## Task description:
Using the data below, copy every line that contains the word "City".

## Data records:
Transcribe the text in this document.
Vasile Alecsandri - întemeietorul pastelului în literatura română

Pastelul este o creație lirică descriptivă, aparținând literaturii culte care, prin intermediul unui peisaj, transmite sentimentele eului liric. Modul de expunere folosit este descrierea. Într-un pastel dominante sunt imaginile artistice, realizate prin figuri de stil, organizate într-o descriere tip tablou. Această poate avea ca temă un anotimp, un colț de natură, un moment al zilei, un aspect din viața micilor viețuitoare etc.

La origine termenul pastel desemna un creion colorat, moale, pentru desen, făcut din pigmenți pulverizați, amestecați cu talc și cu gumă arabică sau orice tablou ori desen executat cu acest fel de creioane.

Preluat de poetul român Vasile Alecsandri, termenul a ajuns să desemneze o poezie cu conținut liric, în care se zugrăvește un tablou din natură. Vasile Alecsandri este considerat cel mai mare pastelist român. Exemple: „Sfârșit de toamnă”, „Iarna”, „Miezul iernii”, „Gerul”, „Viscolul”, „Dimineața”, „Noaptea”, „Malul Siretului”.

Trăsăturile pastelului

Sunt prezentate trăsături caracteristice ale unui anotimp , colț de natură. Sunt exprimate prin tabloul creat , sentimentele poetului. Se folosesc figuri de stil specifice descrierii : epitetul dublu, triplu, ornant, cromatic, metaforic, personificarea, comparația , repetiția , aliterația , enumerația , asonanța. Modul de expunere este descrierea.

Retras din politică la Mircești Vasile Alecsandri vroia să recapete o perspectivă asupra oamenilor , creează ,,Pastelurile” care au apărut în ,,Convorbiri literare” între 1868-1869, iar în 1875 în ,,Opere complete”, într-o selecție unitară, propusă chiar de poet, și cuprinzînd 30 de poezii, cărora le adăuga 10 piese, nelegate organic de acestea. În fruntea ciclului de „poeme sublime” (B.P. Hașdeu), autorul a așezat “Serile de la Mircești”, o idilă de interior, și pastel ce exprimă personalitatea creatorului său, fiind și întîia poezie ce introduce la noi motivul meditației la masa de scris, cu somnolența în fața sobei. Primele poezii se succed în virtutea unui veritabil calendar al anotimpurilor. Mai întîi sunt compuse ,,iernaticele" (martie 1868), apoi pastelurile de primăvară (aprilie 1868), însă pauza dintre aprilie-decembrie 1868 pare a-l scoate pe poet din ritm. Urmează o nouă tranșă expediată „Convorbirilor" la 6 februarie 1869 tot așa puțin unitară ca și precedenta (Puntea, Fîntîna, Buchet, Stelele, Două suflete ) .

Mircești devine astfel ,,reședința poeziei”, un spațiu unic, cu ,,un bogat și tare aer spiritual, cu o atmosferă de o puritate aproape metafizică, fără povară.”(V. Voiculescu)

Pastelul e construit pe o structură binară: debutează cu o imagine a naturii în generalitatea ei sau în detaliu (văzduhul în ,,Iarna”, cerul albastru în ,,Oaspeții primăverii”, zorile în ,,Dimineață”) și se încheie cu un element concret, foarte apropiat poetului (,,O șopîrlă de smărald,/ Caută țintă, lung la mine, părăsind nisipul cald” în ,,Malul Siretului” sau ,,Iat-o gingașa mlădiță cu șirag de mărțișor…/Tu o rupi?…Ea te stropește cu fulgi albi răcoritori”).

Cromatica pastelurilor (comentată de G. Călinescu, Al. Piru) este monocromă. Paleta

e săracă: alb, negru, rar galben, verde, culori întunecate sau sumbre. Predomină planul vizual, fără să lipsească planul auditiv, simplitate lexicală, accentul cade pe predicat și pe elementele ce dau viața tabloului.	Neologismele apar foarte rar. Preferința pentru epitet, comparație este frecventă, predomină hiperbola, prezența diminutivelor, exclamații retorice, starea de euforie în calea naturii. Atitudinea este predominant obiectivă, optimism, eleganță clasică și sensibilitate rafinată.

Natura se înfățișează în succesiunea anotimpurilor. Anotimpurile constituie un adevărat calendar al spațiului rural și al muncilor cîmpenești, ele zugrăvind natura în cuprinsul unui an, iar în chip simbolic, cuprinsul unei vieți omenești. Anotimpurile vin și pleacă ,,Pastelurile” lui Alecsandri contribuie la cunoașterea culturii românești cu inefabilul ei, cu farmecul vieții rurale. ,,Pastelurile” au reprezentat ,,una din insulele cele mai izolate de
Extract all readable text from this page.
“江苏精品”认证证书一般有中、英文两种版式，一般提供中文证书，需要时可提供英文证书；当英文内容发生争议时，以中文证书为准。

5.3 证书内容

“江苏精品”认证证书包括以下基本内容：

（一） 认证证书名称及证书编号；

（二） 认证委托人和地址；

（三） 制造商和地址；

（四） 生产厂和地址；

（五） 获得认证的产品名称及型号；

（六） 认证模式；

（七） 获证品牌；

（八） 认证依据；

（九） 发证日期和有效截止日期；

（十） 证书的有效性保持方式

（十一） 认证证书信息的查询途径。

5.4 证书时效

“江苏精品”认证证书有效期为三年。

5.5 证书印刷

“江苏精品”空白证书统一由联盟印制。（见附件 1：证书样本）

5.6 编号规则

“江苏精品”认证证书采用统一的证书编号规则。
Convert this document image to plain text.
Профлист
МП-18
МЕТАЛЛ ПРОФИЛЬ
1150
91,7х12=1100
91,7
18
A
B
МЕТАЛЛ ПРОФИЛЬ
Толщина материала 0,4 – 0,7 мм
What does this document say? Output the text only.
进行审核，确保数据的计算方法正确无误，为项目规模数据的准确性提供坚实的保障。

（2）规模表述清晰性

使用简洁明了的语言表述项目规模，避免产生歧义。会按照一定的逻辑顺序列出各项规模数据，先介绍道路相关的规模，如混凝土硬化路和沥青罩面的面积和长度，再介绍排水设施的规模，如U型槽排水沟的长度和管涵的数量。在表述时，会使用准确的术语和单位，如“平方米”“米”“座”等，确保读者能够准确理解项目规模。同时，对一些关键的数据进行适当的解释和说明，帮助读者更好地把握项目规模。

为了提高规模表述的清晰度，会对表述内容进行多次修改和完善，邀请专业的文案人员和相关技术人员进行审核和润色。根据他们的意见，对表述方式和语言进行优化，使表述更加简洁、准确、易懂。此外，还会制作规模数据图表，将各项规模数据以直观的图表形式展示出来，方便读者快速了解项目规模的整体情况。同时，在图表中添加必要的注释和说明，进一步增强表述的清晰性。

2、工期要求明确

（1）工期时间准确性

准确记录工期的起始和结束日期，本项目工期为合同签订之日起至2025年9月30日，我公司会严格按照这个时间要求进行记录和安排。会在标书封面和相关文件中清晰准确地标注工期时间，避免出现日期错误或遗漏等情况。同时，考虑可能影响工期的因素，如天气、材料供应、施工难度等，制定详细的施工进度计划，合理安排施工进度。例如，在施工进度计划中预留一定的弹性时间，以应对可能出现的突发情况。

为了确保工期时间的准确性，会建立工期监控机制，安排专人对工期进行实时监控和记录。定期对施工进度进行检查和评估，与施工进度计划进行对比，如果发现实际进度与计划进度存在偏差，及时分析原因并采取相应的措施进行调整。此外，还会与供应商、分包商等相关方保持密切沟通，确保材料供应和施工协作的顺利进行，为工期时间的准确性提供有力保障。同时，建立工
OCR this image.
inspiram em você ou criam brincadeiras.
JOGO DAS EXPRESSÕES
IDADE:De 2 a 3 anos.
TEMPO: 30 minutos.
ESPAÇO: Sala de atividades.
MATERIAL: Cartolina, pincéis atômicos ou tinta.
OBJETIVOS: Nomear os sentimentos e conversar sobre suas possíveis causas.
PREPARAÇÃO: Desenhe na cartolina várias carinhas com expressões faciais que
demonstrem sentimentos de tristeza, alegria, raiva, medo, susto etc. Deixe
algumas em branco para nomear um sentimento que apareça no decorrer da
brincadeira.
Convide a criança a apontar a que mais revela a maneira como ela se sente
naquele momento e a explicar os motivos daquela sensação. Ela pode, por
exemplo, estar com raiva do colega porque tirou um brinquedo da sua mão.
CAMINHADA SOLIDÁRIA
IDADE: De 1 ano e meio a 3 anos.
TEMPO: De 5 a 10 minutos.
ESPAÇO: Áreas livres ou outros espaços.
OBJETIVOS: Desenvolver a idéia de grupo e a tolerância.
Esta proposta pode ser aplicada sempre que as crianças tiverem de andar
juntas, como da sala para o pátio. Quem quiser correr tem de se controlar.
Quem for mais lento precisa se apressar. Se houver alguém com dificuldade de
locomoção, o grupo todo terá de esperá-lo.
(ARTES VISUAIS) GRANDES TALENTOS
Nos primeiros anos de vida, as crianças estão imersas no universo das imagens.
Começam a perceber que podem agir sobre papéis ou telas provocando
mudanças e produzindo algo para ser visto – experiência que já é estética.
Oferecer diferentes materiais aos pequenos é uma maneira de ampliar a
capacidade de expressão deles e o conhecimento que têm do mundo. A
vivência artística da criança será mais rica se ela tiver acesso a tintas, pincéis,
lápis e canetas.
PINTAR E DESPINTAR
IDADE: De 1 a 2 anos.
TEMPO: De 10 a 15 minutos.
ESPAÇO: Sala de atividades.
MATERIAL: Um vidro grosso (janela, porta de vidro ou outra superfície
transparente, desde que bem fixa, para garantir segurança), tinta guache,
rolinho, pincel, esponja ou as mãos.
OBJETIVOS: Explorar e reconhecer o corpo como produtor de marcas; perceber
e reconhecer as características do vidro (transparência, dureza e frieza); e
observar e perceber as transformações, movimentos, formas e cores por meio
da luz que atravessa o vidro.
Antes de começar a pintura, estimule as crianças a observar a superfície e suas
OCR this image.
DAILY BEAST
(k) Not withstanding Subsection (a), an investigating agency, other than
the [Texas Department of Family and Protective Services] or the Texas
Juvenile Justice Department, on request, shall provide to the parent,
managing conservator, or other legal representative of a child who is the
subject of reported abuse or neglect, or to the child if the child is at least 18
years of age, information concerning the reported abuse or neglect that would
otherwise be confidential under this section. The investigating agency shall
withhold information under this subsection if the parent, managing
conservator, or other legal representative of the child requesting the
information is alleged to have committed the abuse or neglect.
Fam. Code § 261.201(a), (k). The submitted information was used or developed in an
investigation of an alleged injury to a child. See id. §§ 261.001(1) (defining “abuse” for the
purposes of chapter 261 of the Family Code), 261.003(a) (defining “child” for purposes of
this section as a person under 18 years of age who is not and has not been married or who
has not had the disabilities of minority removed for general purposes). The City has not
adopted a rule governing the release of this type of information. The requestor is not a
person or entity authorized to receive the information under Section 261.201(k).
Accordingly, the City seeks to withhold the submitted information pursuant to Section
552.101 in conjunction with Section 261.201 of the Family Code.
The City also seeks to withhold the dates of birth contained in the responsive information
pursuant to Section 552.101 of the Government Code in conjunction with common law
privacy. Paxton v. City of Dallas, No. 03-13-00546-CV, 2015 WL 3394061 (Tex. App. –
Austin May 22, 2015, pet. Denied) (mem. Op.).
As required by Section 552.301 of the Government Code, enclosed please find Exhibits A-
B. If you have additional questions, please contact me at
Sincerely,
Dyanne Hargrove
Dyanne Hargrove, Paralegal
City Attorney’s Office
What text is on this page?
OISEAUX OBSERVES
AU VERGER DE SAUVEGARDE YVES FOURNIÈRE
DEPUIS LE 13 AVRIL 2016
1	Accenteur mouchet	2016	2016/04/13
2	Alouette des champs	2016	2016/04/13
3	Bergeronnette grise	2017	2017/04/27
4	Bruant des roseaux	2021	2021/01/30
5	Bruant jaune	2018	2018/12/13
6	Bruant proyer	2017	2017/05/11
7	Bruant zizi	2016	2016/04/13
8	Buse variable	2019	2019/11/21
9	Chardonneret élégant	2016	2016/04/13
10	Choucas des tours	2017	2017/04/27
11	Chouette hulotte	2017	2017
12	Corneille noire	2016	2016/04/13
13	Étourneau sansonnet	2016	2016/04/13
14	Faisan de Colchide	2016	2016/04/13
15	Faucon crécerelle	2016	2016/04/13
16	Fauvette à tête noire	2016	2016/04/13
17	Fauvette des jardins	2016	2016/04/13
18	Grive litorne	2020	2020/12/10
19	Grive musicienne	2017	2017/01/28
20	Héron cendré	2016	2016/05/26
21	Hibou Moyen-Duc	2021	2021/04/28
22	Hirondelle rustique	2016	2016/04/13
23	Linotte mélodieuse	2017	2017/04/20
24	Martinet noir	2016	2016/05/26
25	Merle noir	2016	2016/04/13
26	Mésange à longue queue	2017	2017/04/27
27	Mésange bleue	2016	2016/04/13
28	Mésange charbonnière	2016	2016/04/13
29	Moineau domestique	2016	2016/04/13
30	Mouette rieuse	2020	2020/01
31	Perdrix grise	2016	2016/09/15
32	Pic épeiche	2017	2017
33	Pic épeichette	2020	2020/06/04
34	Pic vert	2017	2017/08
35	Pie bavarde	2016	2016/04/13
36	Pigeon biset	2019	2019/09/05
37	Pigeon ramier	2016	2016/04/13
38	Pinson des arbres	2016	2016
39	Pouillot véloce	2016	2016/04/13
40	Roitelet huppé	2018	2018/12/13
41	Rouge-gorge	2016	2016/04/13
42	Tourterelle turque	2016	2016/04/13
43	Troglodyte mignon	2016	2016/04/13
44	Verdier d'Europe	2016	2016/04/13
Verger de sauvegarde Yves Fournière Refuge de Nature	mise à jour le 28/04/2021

## Correct output:
has not had the disabilities of minority removed for general purposes). The City has not
Accordingly, the City seeks to withhold the submitted information pursuant to Section
The City also seeks to withhold the dates of birth contained in the responsive information
privacy. Paxton v. City of Dallas, No. 03-13-00546-CV, 2015 WL 3394061 (Tex. App. –
City Attorney’s Office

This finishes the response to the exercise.